> What is being asked
Return the listing below verbatim. Pictures do not belong in the copy.

> Supplied data

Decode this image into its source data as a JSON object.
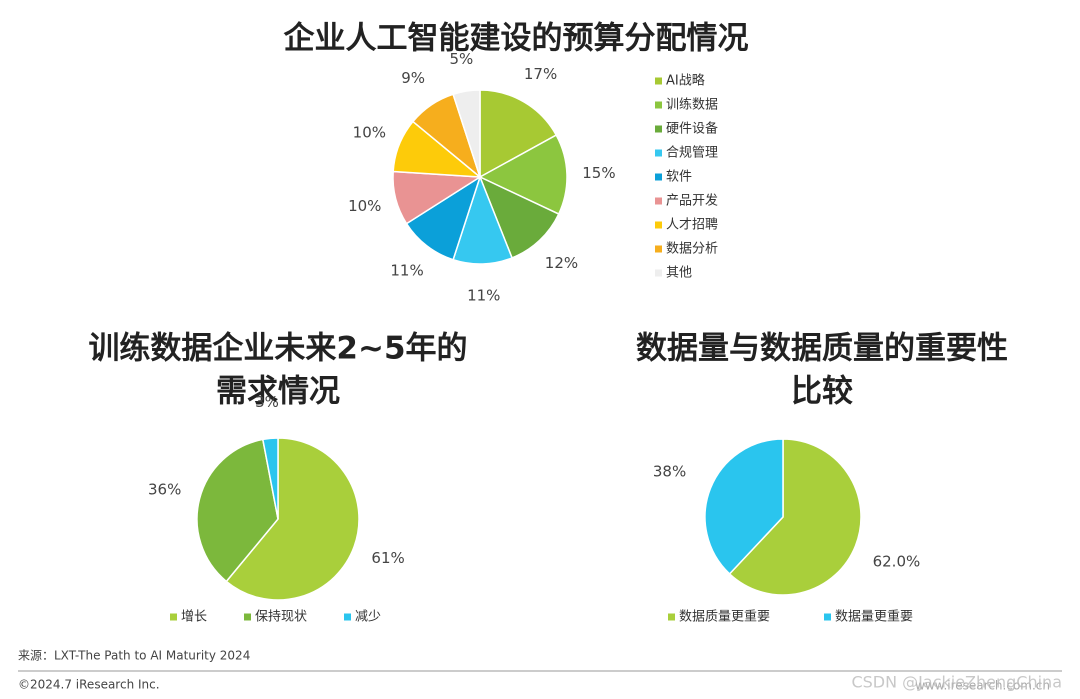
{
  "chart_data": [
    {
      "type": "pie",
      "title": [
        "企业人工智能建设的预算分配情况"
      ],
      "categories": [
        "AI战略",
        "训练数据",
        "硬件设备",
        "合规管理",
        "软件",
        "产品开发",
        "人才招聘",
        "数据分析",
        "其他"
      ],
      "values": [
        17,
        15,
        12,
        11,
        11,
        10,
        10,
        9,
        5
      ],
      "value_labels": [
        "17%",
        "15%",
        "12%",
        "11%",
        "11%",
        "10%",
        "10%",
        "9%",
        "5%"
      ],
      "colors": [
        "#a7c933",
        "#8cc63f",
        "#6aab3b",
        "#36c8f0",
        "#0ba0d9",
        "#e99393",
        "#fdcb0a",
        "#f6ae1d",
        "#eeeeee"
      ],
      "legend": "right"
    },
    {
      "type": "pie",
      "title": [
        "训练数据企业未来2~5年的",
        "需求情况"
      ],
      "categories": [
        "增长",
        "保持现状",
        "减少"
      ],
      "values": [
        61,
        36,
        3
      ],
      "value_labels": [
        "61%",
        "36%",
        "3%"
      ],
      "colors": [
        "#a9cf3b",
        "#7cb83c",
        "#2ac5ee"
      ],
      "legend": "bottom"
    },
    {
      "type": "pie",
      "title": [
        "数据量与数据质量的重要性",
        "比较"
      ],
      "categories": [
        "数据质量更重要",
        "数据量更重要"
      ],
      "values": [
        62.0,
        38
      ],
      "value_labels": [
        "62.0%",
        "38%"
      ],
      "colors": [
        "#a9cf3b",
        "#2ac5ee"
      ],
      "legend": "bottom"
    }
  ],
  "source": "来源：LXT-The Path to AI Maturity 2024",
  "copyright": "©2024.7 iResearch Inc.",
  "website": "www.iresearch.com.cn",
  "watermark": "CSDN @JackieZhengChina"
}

> Result of this exercise
Decode this image into its source data as a JSON object.
{
  "chart_data": [
    {
      "type": "pie",
      "title": [
        "企业人工智能建设的预算分配情况"
      ],
      "categories": [
        "AI战略",
        "训练数据",
        "硬件设备",
        "合规管理",
        "软件",
        "产品开发",
        "人才招聘",
        "数据分析",
        "其他"
      ],
      "values": [
        17,
        15,
        12,
        11,
        11,
        10,
        10,
        9,
        5
      ],
      "value_labels": [
        "17%",
        "15%",
        "12%",
        "11%",
        "11%",
        "10%",
        "10%",
        "9%",
        "5%"
      ],
      "colors": [
        "#a7c933",
        "#8cc63f",
        "#6aab3b",
        "#36c8f0",
        "#0ba0d9",
        "#e99393",
        "#fdcb0a",
        "#f6ae1d",
        "#eeeeee"
      ],
      "legend": "right"
    },
    {
      "type": "pie",
      "title": [
        "训练数据企业未来2~5年的",
        "需求情况"
      ],
      "categories": [
        "增长",
        "保持现状",
        "减少"
      ],
      "values": [
        61,
        36,
        3
      ],
      "value_labels": [
        "61%",
        "36%",
        "3%"
      ],
      "colors": [
        "#a9cf3b",
        "#7cb83c",
        "#2ac5ee"
      ],
      "legend": "bottom"
    },
    {
      "type": "pie",
      "title": [
        "数据量与数据质量的重要性",
        "比较"
      ],
      "categories": [
        "数据质量更重要",
        "数据量更重要"
      ],
      "values": [
        62.0,
        38
      ],
      "value_labels": [
        "62.0%",
        "38%"
      ],
      "colors": [
        "#a9cf3b",
        "#2ac5ee"
      ],
      "legend": "bottom"
    }
  ],
  "source": "来源：LXT-The Path to AI Maturity 2024",
  "copyright": "©2024.7 iResearch Inc.",
  "website": "www.iresearch.com.cn",
  "watermark": "CSDN @JackieZhengChina"
}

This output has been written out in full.